_TASK TO COMPLETE_
Check each line of the records below and collect those holding "无限暖暖收入".

━━━━━ RECORD SET

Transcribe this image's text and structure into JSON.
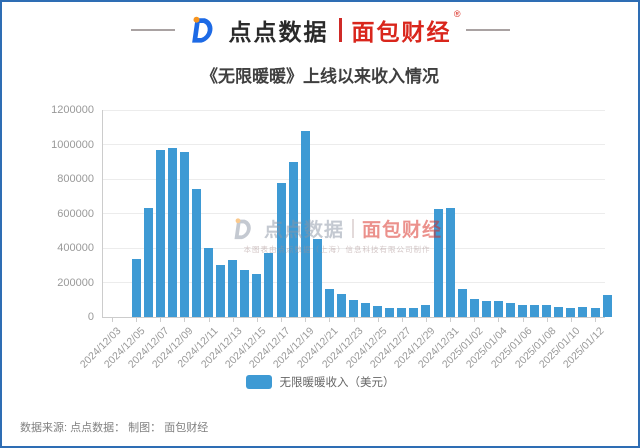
{
  "header": {
    "brand_left": "点点数据",
    "brand_right": "面包财经",
    "reg_mark": "®"
  },
  "title": "《无限暖暖》上线以来收入情况",
  "chart_data": {
    "type": "bar",
    "title": "《无限暖暖》上线以来收入情况",
    "series_name": "无限暖暖收入（美元）",
    "ylim": [
      0,
      1200000
    ],
    "y_ticks": [
      0,
      200000,
      400000,
      600000,
      800000,
      1000000,
      1200000
    ],
    "grid": true,
    "legend_position": "bottom",
    "bar_color": "#3E9AD4",
    "x_tick_labels": [
      "2024/12/03",
      "2024/12/05",
      "2024/12/07",
      "2024/12/09",
      "2024/12/11",
      "2024/12/13",
      "2024/12/15",
      "2024/12/17",
      "2024/12/19",
      "2024/12/21",
      "2024/12/23",
      "2024/12/25",
      "2024/12/27",
      "2024/12/29",
      "2024/12/31",
      "2025/01/02",
      "2025/01/04",
      "2025/01/06",
      "2025/01/08",
      "2025/01/10",
      "2025/01/12"
    ],
    "categories": [
      "2024/12/05",
      "2024/12/06",
      "2024/12/07",
      "2024/12/08",
      "2024/12/09",
      "2024/12/10",
      "2024/12/11",
      "2024/12/12",
      "2024/12/13",
      "2024/12/14",
      "2024/12/15",
      "2024/12/16",
      "2024/12/17",
      "2024/12/18",
      "2024/12/19",
      "2024/12/20",
      "2024/12/21",
      "2024/12/22",
      "2024/12/23",
      "2024/12/24",
      "2024/12/25",
      "2024/12/26",
      "2024/12/27",
      "2024/12/28",
      "2024/12/29",
      "2024/12/30",
      "2024/12/31",
      "2025/01/01",
      "2025/01/02",
      "2025/01/03",
      "2025/01/04",
      "2025/01/05",
      "2025/01/06",
      "2025/01/07",
      "2025/01/08",
      "2025/01/09",
      "2025/01/10",
      "2025/01/11",
      "2025/01/12",
      "2025/01/13"
    ],
    "values": [
      335000,
      630000,
      970000,
      980000,
      955000,
      740000,
      400000,
      300000,
      330000,
      270000,
      250000,
      370000,
      775000,
      900000,
      1080000,
      455000,
      160000,
      135000,
      100000,
      80000,
      65000,
      55000,
      50000,
      55000,
      70000,
      625000,
      630000,
      160000,
      105000,
      90000,
      90000,
      80000,
      70000,
      70000,
      70000,
      60000,
      50000,
      60000,
      55000,
      125000
    ]
  },
  "legend": {
    "label": "无限暖暖收入（美元）"
  },
  "watermark": {
    "brand_left": "点点数据",
    "brand_right": "面包财经",
    "subtext": "本图表由点点数据（上海）信息科技有限公司制作"
  },
  "footer": {
    "source": "数据来源: 点点数据：  制图：  面包财经"
  },
  "colors": {
    "bar": "#3E9AD4",
    "card_border": "#2E6DB4",
    "brand_red": "#D9261C",
    "brand_dark": "#2A2A2A",
    "axis_text": "#999999"
  }
}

━━━━━━━━━━

_TASK OUTPUT_
    "series_name": "无限暖暖收入（美元）",
    "label": "无限暖暖收入（美元）"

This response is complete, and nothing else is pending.